DIRECTIONS →
Update everything from the start of the material down to the line containing "power-icon — [780, 1716, 809, 1748]", changing "category-label" to "section-label" and leaving all else as it is.

>> begin DATA EXCERPTS

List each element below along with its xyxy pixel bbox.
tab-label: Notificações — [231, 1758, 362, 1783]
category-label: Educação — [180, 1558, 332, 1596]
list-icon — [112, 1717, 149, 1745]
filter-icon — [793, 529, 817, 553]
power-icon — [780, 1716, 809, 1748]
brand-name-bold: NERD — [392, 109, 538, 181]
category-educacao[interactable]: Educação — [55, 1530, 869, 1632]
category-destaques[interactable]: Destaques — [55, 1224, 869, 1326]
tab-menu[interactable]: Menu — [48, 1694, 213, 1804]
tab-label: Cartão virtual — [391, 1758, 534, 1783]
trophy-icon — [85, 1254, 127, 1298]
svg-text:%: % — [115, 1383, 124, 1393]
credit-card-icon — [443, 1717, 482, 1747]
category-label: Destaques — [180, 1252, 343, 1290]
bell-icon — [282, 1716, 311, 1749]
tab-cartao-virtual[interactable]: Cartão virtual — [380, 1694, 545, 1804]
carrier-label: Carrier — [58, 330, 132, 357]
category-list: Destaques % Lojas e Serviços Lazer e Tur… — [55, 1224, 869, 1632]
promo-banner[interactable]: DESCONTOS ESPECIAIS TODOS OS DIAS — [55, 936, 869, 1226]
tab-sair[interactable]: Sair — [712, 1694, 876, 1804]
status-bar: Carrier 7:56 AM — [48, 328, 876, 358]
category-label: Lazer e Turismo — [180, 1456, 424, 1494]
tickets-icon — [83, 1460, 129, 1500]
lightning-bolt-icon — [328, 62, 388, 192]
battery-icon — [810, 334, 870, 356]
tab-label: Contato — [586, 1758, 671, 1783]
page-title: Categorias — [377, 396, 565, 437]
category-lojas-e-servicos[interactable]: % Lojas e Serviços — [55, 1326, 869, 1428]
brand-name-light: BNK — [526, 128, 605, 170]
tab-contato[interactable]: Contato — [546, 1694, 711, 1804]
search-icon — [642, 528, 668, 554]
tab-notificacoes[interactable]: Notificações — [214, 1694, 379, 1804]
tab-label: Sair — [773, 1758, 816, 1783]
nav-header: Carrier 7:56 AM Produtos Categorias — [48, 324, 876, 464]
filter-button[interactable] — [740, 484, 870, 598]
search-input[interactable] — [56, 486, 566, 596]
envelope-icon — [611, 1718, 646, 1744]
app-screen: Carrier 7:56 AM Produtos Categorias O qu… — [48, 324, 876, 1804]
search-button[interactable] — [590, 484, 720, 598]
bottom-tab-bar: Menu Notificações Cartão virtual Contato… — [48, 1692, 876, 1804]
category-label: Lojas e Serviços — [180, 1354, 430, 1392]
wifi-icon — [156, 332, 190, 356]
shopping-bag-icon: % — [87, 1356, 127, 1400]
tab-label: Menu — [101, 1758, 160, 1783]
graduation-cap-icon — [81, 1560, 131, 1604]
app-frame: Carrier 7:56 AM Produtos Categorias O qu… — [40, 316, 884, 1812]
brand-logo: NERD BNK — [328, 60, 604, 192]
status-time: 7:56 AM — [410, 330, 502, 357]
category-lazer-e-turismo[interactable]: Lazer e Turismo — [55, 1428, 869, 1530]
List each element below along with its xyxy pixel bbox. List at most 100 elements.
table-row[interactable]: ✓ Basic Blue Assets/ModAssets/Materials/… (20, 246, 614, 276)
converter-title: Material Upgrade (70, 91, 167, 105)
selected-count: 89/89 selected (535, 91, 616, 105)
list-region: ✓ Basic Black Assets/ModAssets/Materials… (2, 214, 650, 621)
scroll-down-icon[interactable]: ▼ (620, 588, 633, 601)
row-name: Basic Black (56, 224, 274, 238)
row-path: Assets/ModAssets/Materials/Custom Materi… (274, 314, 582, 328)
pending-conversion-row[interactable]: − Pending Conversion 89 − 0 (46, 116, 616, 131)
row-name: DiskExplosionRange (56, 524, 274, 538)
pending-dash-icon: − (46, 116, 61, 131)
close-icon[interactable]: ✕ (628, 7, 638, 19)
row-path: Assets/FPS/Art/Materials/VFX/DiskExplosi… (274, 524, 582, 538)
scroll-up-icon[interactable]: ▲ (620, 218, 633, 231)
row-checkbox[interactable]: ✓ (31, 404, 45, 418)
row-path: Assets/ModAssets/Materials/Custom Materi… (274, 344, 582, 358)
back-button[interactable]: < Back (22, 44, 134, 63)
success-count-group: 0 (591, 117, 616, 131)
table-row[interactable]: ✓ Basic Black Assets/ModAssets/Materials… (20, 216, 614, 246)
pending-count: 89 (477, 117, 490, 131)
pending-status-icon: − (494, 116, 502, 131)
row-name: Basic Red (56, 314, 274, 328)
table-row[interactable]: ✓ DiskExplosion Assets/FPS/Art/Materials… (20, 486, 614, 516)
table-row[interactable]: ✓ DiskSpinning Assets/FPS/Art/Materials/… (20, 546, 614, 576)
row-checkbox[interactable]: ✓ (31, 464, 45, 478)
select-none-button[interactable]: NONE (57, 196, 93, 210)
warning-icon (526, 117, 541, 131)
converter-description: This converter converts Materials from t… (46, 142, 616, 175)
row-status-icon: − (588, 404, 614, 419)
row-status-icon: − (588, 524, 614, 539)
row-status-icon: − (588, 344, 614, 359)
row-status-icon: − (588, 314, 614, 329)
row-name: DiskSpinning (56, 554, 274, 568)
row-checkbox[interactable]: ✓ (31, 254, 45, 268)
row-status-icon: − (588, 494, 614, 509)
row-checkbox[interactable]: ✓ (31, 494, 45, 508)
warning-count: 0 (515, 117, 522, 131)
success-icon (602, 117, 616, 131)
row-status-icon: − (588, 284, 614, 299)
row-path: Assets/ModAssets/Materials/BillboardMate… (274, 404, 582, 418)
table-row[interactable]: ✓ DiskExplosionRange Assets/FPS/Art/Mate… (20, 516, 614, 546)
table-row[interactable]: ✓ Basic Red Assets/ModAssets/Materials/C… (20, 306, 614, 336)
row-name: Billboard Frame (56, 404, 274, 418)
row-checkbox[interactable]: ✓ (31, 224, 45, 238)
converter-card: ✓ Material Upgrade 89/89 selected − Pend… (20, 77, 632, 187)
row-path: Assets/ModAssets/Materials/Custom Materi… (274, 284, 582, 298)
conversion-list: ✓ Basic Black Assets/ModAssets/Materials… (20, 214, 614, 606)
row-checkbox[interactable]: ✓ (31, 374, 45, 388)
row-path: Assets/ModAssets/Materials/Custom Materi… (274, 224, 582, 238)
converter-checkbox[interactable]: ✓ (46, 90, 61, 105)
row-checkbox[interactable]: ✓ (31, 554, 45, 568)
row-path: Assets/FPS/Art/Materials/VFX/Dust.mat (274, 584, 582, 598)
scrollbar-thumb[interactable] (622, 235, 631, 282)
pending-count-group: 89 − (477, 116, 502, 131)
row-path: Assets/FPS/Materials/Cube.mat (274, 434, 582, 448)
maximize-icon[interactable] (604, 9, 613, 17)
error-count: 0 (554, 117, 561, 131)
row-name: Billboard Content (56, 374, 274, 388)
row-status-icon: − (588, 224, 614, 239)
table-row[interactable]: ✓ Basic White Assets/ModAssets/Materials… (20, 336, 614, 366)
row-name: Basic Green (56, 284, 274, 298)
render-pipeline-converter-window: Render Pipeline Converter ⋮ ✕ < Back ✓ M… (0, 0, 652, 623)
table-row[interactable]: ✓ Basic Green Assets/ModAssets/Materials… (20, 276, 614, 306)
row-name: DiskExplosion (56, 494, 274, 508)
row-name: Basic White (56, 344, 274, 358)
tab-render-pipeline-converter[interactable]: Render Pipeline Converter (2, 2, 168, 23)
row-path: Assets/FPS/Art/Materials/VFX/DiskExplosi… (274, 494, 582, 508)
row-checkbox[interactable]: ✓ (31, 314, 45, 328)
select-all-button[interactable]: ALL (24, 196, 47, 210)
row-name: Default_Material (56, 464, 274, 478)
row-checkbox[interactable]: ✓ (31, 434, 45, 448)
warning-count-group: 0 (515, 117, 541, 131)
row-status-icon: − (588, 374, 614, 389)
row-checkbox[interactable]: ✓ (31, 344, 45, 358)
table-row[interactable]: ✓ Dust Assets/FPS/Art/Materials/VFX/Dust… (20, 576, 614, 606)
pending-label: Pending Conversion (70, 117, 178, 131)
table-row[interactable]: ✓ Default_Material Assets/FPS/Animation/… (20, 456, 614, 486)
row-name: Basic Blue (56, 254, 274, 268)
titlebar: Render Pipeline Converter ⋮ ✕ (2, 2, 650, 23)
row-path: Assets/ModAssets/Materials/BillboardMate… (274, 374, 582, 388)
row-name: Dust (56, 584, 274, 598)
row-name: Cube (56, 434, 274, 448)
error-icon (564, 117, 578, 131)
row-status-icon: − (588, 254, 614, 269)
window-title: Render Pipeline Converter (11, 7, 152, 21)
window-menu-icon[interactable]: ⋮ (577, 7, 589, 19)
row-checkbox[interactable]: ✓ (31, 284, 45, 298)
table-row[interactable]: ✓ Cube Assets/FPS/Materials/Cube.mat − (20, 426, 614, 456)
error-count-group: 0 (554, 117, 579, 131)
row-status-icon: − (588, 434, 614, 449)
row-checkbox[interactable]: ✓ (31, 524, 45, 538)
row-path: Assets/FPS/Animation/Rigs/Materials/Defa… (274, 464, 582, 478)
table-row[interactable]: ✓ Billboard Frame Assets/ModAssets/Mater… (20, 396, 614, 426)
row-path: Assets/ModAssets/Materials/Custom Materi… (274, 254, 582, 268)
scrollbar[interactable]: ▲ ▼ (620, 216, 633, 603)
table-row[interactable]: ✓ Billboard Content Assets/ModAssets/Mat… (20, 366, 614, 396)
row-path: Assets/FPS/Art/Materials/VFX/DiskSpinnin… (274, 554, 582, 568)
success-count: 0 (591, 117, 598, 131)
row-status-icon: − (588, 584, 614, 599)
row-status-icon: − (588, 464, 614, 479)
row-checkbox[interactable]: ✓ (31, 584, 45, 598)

>> end DATA EXCERPTS

EXERCISE SOLUTION →
List each element below along with its xyxy pixel bbox.
tab-label: Notificações — [231, 1758, 362, 1783]
section-label: Educação — [180, 1558, 332, 1596]
list-icon — [112, 1717, 149, 1745]
filter-icon — [793, 529, 817, 553]
power-icon — [780, 1716, 809, 1748]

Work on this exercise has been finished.